■ Exercise goal ■
Transcribe the material word for word, but without the images.

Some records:
++++++
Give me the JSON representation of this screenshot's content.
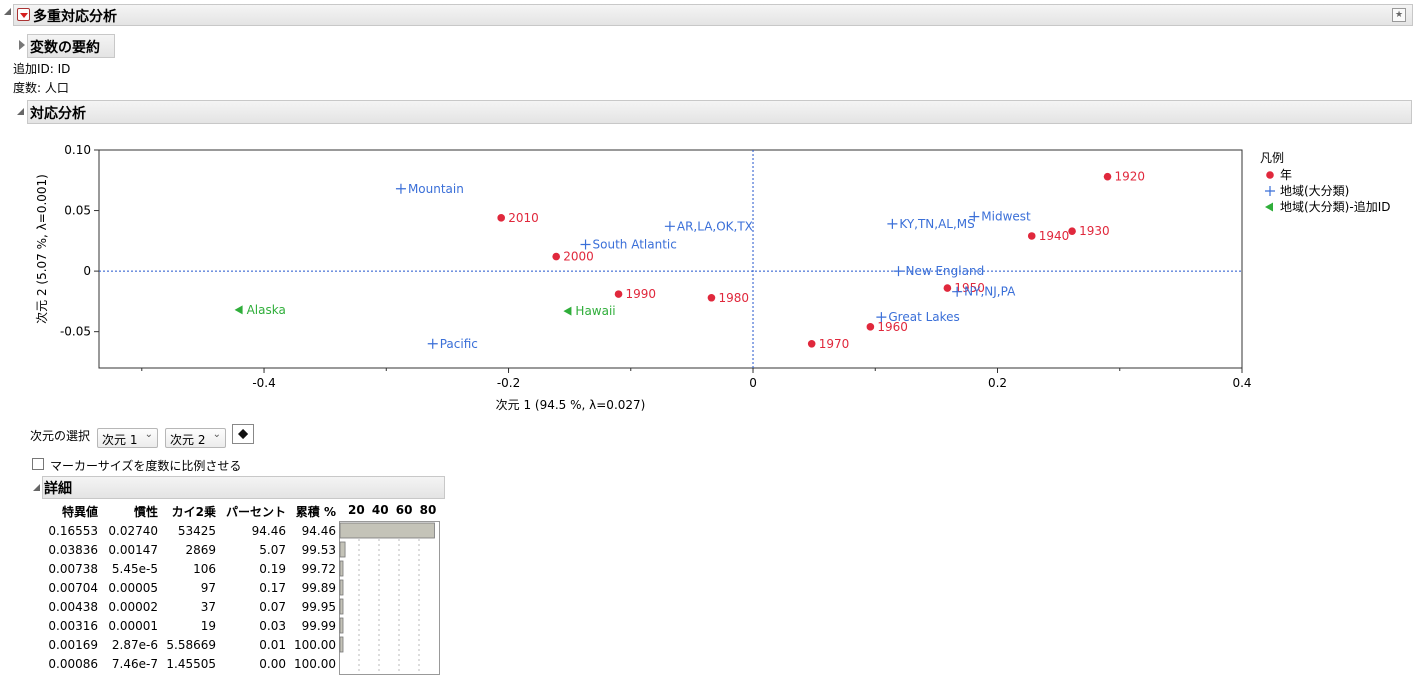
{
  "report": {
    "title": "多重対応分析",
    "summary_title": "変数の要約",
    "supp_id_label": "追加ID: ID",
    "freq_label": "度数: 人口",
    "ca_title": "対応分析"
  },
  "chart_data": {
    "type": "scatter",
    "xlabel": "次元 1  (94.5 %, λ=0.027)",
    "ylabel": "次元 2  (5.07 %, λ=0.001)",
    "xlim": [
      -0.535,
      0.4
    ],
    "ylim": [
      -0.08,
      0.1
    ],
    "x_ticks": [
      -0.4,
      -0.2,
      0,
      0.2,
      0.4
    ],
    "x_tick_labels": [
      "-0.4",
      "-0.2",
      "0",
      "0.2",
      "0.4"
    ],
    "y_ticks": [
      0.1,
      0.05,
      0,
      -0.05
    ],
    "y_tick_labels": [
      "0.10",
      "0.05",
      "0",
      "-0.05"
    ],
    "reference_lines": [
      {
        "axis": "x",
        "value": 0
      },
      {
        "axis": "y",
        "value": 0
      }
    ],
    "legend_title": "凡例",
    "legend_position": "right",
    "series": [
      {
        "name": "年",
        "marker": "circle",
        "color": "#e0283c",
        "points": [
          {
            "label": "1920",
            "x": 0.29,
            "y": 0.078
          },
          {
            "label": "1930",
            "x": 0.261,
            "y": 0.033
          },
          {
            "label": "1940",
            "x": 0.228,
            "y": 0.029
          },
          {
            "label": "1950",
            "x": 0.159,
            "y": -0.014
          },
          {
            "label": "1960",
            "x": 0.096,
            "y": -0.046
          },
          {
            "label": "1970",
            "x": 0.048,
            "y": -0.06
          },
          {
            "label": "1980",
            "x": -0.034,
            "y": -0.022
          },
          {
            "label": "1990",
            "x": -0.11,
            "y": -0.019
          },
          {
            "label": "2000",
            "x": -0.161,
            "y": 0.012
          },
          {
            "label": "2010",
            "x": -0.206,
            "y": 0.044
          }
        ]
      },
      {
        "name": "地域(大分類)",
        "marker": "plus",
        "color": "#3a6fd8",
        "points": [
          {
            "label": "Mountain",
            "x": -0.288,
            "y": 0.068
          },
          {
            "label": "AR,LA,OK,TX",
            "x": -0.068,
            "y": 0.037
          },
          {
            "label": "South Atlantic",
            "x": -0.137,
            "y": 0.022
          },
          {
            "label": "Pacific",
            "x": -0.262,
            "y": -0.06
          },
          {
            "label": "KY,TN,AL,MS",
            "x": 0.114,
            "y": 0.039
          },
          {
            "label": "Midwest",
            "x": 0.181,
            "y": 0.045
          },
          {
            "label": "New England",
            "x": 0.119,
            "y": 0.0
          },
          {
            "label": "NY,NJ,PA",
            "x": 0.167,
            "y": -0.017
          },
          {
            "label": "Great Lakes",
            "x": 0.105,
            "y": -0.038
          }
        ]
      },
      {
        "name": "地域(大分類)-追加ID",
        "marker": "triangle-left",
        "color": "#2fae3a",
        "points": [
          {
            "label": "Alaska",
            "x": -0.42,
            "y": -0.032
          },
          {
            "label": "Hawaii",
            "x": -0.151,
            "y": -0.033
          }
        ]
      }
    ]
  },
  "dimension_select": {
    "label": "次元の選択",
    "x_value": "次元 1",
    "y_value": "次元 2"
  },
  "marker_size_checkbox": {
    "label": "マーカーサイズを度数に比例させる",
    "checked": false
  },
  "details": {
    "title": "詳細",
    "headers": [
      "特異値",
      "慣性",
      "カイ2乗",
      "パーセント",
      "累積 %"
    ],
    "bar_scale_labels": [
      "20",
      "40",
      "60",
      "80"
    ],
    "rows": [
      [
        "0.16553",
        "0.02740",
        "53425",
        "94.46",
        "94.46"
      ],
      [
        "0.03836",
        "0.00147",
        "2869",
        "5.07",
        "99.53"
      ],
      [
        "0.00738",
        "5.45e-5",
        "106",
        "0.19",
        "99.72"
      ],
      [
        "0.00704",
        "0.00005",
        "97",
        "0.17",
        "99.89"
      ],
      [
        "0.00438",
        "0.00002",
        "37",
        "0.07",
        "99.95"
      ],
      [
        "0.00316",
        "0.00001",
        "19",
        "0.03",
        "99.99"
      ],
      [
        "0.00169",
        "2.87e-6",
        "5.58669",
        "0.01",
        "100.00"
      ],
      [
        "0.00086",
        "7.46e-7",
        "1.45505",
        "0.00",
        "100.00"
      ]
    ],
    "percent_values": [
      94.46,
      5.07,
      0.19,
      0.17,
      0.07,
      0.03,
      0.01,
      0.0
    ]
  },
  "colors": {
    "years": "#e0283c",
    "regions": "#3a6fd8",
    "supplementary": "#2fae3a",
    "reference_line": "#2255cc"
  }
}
++++++
■ Written answer ■
Give me the JSON representation of this screenshot's content.
{
  "report": {
    "title": "多重対応分析",
    "summary_title": "変数の要約",
    "supp_id_label": "追加ID: ID",
    "freq_label": "度数: 人口",
    "ca_title": "対応分析"
  },
  "chart_data": {
    "type": "scatter",
    "xlabel": "次元 1  (94.5 %, λ=0.027)",
    "ylabel": "次元 2  (5.07 %, λ=0.001)",
    "xlim": [
      -0.535,
      0.4
    ],
    "ylim": [
      -0.08,
      0.1
    ],
    "x_ticks": [
      -0.4,
      -0.2,
      0,
      0.2,
      0.4
    ],
    "x_tick_labels": [
      "-0.4",
      "-0.2",
      "0",
      "0.2",
      "0.4"
    ],
    "y_ticks": [
      0.1,
      0.05,
      0,
      -0.05
    ],
    "y_tick_labels": [
      "0.10",
      "0.05",
      "0",
      "-0.05"
    ],
    "reference_lines": [
      {
        "axis": "x",
        "value": 0
      },
      {
        "axis": "y",
        "value": 0
      }
    ],
    "legend_title": "凡例",
    "legend_position": "right",
    "series": [
      {
        "name": "年",
        "marker": "circle",
        "color": "#e0283c",
        "points": [
          {
            "label": "1920",
            "x": 0.29,
            "y": 0.078
          },
          {
            "label": "1930",
            "x": 0.261,
            "y": 0.033
          },
          {
            "label": "1940",
            "x": 0.228,
            "y": 0.029
          },
          {
            "label": "1950",
            "x": 0.159,
            "y": -0.014
          },
          {
            "label": "1960",
            "x": 0.096,
            "y": -0.046
          },
          {
            "label": "1970",
            "x": 0.048,
            "y": -0.06
          },
          {
            "label": "1980",
            "x": -0.034,
            "y": -0.022
          },
          {
            "label": "1990",
            "x": -0.11,
            "y": -0.019
          },
          {
            "label": "2000",
            "x": -0.161,
            "y": 0.012
          },
          {
            "label": "2010",
            "x": -0.206,
            "y": 0.044
          }
        ]
      },
      {
        "name": "地域(大分類)",
        "marker": "plus",
        "color": "#3a6fd8",
        "points": [
          {
            "label": "Mountain",
            "x": -0.288,
            "y": 0.068
          },
          {
            "label": "AR,LA,OK,TX",
            "x": -0.068,
            "y": 0.037
          },
          {
            "label": "South Atlantic",
            "x": -0.137,
            "y": 0.022
          },
          {
            "label": "Pacific",
            "x": -0.262,
            "y": -0.06
          },
          {
            "label": "KY,TN,AL,MS",
            "x": 0.114,
            "y": 0.039
          },
          {
            "label": "Midwest",
            "x": 0.181,
            "y": 0.045
          },
          {
            "label": "New England",
            "x": 0.119,
            "y": 0.0
          },
          {
            "label": "NY,NJ,PA",
            "x": 0.167,
            "y": -0.017
          },
          {
            "label": "Great Lakes",
            "x": 0.105,
            "y": -0.038
          }
        ]
      },
      {
        "name": "地域(大分類)-追加ID",
        "marker": "triangle-left",
        "color": "#2fae3a",
        "points": [
          {
            "label": "Alaska",
            "x": -0.42,
            "y": -0.032
          },
          {
            "label": "Hawaii",
            "x": -0.151,
            "y": -0.033
          }
        ]
      }
    ]
  },
  "dimension_select": {
    "label": "次元の選択",
    "x_value": "次元 1",
    "y_value": "次元 2"
  },
  "marker_size_checkbox": {
    "label": "マーカーサイズを度数に比例させる",
    "checked": false
  },
  "details": {
    "title": "詳細",
    "headers": [
      "特異値",
      "慣性",
      "カイ2乗",
      "パーセント",
      "累積 %"
    ],
    "bar_scale_labels": [
      "20",
      "40",
      "60",
      "80"
    ],
    "rows": [
      [
        "0.16553",
        "0.02740",
        "53425",
        "94.46",
        "94.46"
      ],
      [
        "0.03836",
        "0.00147",
        "2869",
        "5.07",
        "99.53"
      ],
      [
        "0.00738",
        "5.45e-5",
        "106",
        "0.19",
        "99.72"
      ],
      [
        "0.00704",
        "0.00005",
        "97",
        "0.17",
        "99.89"
      ],
      [
        "0.00438",
        "0.00002",
        "37",
        "0.07",
        "99.95"
      ],
      [
        "0.00316",
        "0.00001",
        "19",
        "0.03",
        "99.99"
      ],
      [
        "0.00169",
        "2.87e-6",
        "5.58669",
        "0.01",
        "100.00"
      ],
      [
        "0.00086",
        "7.46e-7",
        "1.45505",
        "0.00",
        "100.00"
      ]
    ],
    "percent_values": [
      94.46,
      5.07,
      0.19,
      0.17,
      0.07,
      0.03,
      0.01,
      0.0
    ]
  },
  "colors": {
    "years": "#e0283c",
    "regions": "#3a6fd8",
    "supplementary": "#2fae3a",
    "reference_line": "#2255cc"
  }
}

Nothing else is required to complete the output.